* Begin Material supplied *
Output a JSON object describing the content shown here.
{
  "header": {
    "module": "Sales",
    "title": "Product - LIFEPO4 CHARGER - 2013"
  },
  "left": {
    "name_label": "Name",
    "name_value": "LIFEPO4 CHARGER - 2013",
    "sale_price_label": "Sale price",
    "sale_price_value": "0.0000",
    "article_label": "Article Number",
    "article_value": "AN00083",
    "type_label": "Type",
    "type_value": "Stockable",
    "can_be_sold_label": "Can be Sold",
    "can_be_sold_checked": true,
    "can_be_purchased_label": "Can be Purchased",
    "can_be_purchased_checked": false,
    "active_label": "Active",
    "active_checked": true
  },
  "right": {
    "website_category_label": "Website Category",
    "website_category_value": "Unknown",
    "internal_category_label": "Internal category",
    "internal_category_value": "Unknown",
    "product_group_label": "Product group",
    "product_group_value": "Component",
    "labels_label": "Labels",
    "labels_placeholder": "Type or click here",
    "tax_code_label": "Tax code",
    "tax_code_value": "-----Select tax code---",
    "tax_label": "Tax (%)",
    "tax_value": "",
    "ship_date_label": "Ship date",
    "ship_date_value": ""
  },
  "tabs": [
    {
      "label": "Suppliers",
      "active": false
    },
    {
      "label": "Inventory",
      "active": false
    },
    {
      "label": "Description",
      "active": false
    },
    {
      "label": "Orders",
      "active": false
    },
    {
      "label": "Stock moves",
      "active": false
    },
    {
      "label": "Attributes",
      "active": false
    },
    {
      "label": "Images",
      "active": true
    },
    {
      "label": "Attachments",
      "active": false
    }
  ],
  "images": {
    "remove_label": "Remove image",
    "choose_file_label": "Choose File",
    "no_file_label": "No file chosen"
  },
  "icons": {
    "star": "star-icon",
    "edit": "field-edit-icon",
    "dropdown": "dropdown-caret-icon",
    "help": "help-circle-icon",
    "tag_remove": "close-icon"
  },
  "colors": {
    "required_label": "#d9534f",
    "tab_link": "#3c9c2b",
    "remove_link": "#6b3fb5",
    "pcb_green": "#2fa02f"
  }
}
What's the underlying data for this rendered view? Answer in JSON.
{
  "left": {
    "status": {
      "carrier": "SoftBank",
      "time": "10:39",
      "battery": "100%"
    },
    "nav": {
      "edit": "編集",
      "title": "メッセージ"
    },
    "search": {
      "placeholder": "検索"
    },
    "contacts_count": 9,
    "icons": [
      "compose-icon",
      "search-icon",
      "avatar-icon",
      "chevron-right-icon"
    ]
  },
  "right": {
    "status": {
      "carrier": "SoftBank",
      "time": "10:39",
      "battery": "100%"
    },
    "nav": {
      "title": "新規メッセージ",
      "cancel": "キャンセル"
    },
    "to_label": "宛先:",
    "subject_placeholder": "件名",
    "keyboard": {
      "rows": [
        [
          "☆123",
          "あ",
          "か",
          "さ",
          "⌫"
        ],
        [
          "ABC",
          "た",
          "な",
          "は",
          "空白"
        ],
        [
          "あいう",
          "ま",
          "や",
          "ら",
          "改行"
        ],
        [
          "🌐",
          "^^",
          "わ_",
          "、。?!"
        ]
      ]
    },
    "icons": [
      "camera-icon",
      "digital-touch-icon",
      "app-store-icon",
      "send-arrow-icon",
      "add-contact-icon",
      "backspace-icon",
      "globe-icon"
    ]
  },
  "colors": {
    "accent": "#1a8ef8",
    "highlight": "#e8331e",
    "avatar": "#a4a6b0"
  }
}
* End Material supplied *
## Aim
Give the number of lines in the material above that have the word "CHARGER" in them, and nothing more.

## Task solution
2